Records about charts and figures
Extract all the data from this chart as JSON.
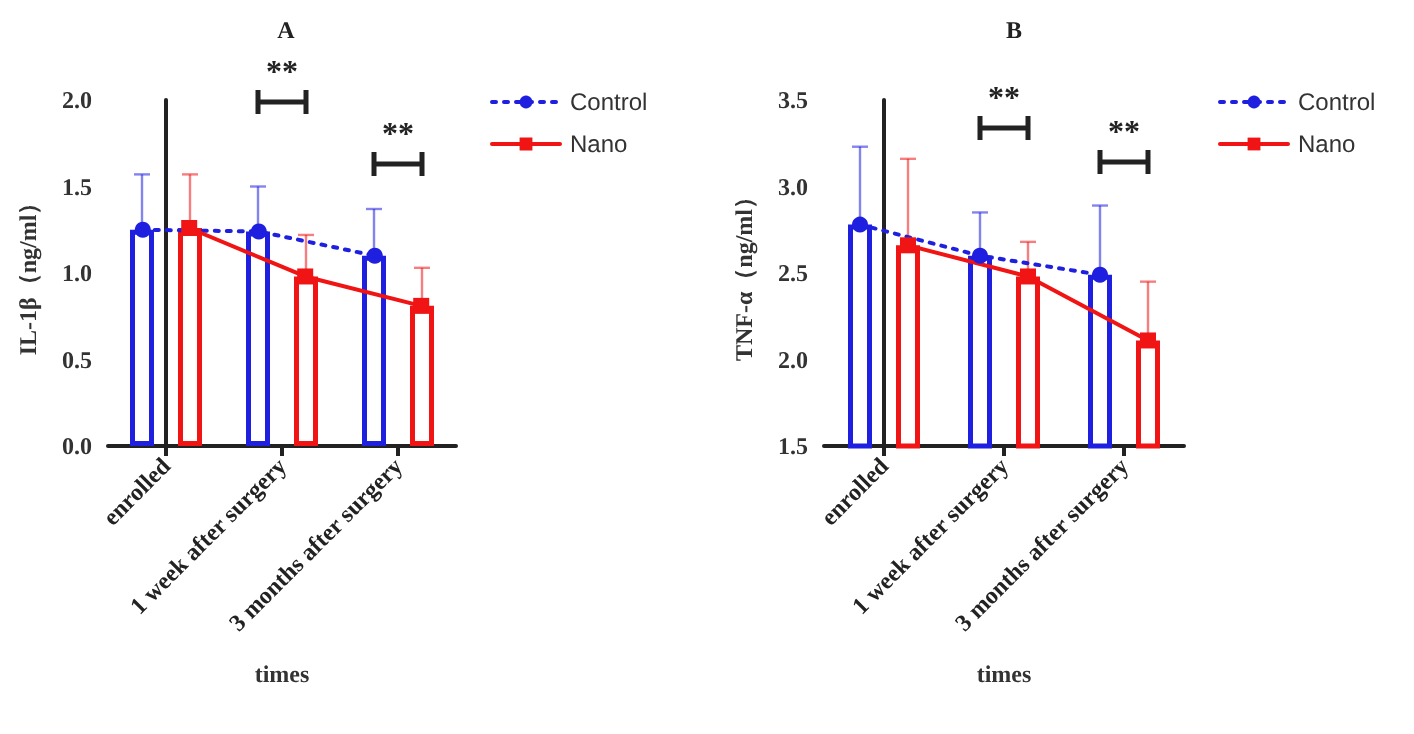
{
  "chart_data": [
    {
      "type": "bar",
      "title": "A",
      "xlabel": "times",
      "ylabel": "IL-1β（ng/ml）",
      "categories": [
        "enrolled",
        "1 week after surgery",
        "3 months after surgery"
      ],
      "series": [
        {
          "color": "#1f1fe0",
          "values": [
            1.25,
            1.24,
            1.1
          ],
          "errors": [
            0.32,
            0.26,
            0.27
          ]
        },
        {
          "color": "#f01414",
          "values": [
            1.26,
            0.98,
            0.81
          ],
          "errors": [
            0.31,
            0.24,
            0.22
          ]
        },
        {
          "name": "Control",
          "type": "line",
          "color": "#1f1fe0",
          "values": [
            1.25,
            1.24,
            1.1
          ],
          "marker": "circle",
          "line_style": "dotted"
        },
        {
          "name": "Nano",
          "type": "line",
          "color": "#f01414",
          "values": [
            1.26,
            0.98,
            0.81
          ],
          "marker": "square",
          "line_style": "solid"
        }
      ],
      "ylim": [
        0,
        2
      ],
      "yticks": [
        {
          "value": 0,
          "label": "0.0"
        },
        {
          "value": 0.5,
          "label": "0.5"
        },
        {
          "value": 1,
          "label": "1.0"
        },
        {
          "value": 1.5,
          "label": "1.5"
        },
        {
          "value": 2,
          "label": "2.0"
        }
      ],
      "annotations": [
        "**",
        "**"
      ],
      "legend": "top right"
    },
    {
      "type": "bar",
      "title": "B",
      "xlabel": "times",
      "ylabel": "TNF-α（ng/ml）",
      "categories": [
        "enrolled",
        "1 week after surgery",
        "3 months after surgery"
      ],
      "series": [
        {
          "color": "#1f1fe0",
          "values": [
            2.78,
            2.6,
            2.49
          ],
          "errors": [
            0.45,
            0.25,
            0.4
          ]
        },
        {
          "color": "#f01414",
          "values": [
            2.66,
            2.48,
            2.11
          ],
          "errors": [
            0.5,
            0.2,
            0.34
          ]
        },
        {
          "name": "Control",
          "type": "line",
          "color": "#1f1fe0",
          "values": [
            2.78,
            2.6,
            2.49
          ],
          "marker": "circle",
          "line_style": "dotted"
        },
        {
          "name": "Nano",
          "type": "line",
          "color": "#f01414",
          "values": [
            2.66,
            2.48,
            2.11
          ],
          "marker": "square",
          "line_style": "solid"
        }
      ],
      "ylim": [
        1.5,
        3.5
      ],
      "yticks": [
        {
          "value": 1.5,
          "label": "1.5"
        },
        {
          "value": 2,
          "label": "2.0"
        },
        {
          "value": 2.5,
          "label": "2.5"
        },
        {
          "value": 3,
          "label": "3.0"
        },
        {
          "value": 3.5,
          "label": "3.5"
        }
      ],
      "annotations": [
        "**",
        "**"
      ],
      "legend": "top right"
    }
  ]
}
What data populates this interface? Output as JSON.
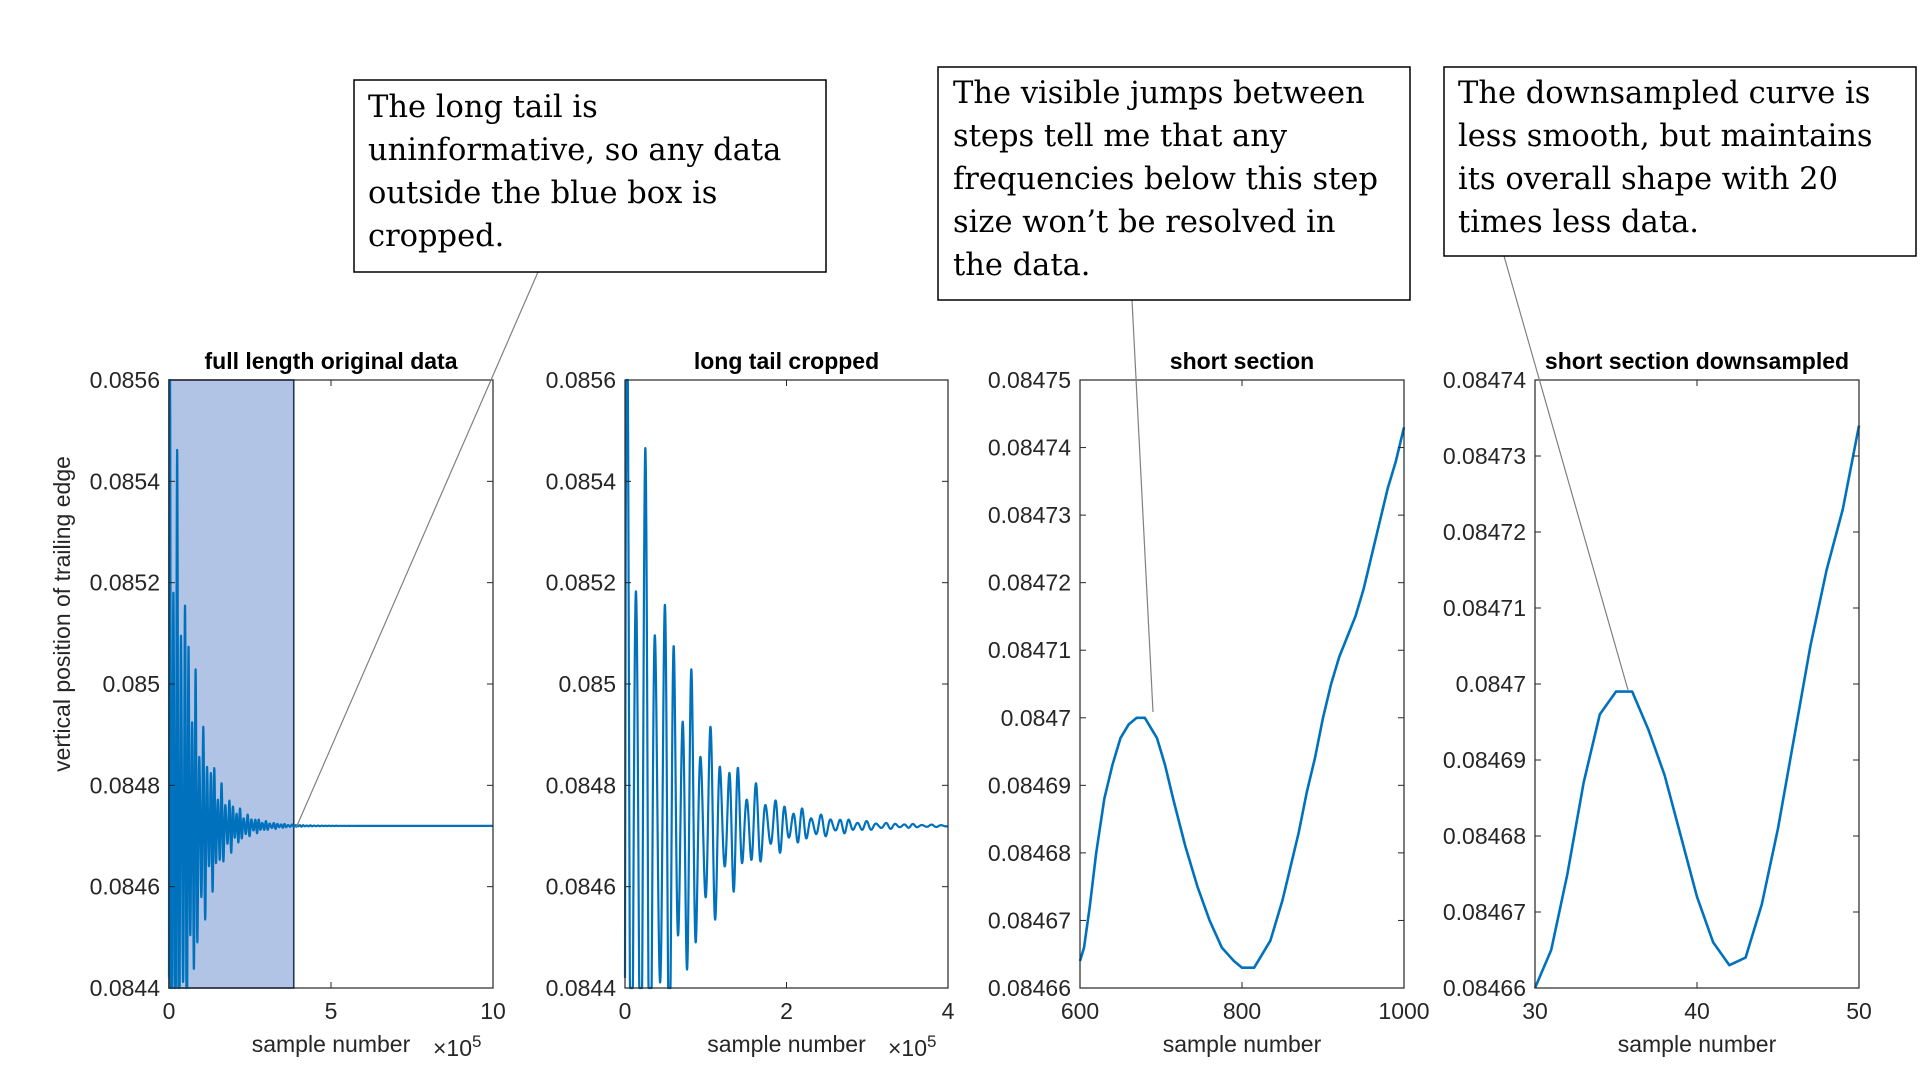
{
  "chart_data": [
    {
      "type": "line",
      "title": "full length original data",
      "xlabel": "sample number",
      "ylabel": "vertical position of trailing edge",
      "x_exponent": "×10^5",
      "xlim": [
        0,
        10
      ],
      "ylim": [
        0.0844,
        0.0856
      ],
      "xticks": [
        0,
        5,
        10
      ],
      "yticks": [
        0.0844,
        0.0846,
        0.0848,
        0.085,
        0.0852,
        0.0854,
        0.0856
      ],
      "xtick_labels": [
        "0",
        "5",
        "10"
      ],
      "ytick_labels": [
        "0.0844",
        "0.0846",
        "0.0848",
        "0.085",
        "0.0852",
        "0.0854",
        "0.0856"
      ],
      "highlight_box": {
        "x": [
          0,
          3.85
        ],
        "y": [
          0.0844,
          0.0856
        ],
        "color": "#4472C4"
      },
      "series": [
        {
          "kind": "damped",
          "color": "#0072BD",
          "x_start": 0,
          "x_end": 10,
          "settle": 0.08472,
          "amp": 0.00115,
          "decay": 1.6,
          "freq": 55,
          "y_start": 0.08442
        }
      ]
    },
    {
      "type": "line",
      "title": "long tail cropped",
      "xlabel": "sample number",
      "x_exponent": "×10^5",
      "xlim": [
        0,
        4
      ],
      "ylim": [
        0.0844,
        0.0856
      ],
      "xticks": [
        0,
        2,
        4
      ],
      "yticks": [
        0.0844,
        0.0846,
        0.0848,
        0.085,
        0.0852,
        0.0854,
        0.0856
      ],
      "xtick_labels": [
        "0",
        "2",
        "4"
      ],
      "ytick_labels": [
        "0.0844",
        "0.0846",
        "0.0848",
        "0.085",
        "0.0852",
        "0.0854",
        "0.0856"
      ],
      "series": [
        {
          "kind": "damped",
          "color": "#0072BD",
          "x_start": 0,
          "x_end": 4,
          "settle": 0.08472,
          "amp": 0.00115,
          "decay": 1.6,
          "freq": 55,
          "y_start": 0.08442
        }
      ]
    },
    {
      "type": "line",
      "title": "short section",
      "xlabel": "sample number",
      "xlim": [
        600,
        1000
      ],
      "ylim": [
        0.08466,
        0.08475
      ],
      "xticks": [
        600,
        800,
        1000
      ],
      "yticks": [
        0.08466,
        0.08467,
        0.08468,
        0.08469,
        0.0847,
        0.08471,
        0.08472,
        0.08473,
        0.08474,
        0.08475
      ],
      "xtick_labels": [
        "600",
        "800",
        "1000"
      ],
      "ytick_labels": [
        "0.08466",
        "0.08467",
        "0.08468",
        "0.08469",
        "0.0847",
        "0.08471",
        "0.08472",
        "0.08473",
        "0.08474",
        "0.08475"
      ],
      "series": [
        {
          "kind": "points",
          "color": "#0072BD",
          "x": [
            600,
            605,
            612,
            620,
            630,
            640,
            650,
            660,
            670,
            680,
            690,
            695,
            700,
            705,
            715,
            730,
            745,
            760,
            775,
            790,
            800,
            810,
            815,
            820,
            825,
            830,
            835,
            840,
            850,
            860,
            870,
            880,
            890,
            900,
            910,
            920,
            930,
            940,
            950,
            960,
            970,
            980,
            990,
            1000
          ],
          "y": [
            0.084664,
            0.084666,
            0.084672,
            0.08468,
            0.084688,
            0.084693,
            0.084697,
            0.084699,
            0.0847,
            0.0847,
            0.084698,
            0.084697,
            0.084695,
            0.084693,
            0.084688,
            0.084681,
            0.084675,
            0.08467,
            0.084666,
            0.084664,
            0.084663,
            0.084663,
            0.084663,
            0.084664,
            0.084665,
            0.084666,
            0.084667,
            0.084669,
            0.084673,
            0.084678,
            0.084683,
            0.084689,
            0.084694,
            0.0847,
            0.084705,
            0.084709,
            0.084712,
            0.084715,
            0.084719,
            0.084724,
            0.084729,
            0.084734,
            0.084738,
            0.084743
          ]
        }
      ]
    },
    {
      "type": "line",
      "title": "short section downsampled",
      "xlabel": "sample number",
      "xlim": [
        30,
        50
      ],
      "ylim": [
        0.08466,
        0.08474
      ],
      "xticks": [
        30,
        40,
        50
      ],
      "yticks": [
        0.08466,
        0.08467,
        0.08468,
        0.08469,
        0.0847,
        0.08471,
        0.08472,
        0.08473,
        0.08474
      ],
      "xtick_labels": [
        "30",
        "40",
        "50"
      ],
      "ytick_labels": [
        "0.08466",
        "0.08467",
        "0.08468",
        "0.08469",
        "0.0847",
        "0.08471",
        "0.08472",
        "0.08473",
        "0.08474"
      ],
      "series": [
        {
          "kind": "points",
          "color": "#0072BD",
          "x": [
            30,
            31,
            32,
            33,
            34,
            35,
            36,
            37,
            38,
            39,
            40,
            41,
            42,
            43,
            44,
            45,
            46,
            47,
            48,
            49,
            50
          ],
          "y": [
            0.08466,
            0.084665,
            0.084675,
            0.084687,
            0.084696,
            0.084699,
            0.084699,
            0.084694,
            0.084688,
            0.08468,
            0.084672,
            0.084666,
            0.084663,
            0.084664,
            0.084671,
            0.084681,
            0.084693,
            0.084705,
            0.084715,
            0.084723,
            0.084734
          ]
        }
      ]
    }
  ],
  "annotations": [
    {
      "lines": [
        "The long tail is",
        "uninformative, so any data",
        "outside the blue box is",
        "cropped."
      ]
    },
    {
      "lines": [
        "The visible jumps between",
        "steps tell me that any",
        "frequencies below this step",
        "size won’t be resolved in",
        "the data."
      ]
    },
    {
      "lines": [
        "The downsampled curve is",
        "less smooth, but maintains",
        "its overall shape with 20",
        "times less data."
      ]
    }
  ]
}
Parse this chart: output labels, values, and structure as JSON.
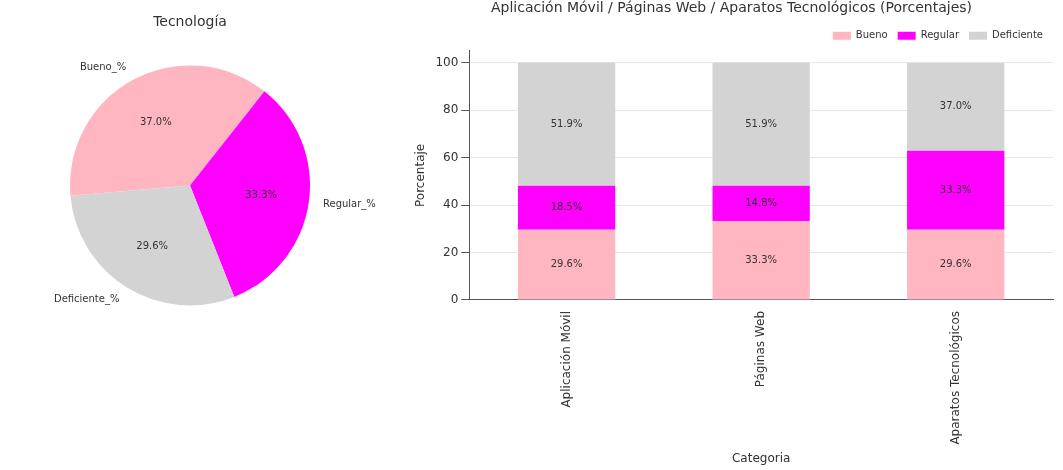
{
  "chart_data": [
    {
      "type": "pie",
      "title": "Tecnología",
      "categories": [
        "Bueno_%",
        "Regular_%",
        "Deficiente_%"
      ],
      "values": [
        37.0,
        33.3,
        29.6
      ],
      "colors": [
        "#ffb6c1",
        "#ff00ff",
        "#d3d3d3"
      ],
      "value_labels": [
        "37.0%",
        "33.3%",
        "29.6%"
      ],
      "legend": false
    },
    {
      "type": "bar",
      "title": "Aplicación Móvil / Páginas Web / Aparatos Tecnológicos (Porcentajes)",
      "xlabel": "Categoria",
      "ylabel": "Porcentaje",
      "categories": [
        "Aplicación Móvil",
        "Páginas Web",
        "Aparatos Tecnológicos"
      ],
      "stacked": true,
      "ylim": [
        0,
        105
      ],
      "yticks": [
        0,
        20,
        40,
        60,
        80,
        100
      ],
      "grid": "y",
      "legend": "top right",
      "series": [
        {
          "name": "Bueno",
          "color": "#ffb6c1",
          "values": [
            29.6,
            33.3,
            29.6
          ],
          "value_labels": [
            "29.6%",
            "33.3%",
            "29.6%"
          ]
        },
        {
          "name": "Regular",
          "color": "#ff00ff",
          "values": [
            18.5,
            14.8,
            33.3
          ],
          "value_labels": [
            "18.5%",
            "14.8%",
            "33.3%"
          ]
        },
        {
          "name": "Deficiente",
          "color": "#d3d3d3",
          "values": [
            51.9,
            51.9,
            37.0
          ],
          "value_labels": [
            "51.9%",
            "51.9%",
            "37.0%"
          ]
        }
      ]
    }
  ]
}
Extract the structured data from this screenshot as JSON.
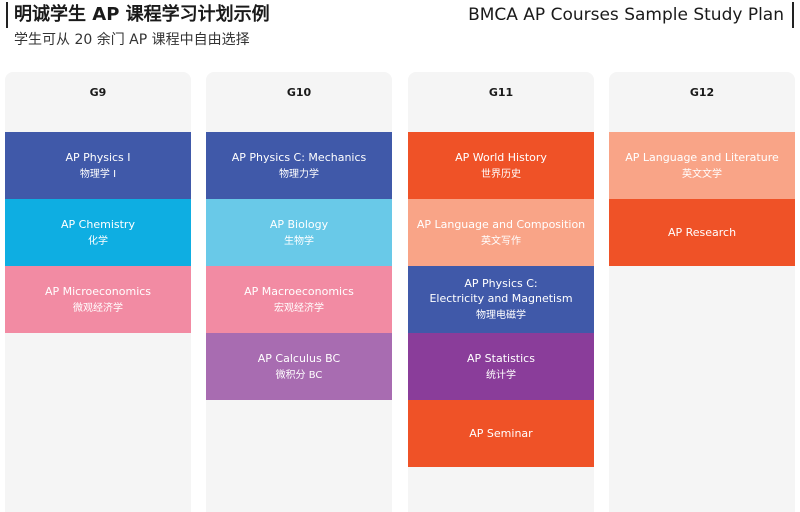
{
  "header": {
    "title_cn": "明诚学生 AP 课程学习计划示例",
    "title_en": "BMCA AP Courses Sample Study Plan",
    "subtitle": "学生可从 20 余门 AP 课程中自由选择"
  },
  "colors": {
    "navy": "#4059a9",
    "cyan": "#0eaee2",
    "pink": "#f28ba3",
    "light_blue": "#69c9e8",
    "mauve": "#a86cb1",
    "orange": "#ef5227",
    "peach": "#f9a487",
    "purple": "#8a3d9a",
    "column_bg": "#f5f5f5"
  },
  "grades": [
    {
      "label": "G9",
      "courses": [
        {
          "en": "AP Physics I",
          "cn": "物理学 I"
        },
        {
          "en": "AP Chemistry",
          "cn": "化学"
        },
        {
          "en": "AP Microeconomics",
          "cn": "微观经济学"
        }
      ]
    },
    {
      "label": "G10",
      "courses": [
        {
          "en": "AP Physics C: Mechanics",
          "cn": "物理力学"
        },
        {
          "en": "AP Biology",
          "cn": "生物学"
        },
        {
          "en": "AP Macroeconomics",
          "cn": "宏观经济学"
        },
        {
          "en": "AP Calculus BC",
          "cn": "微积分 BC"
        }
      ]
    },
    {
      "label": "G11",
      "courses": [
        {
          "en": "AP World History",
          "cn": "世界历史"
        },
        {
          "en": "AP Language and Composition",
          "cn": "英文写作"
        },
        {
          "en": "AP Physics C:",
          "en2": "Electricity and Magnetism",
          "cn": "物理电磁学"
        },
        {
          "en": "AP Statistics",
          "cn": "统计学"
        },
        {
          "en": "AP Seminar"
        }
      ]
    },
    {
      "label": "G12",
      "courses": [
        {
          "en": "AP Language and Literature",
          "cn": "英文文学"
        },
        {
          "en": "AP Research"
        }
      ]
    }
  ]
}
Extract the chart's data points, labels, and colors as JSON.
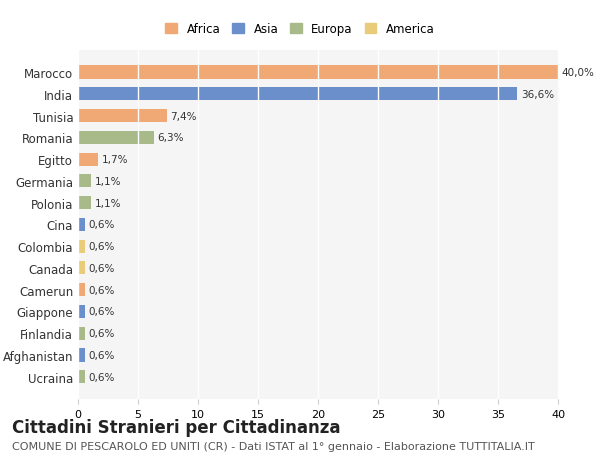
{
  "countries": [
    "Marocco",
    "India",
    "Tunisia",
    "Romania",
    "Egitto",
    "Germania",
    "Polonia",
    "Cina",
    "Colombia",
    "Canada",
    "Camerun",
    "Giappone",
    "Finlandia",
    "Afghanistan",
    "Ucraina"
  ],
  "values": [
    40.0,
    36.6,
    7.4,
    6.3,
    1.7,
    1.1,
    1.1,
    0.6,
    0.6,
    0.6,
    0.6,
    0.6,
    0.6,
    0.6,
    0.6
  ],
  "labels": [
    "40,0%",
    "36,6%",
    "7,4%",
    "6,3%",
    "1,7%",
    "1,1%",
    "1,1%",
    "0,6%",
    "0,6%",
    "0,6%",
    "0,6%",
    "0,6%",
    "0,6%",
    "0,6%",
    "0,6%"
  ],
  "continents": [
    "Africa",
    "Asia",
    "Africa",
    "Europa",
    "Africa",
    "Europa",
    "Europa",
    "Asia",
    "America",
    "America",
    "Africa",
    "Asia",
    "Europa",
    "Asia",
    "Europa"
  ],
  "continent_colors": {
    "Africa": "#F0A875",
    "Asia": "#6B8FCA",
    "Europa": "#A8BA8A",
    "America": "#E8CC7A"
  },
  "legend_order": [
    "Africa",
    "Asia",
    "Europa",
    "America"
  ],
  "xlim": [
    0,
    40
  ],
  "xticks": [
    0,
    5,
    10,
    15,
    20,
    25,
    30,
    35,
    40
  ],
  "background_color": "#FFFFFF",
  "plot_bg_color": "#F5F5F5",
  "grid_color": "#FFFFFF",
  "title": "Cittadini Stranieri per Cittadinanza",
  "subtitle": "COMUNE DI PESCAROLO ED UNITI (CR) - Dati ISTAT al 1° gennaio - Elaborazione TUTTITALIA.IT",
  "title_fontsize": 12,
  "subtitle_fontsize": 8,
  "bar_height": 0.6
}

### [Task directions]
Pull every line containing "Móvil" from the data.

### [The answer]
      "title": "Aplicación Móvil / Páginas Web / Aparatos Tecnológicos (Porcentajes)",
        "Aplicación Móvil",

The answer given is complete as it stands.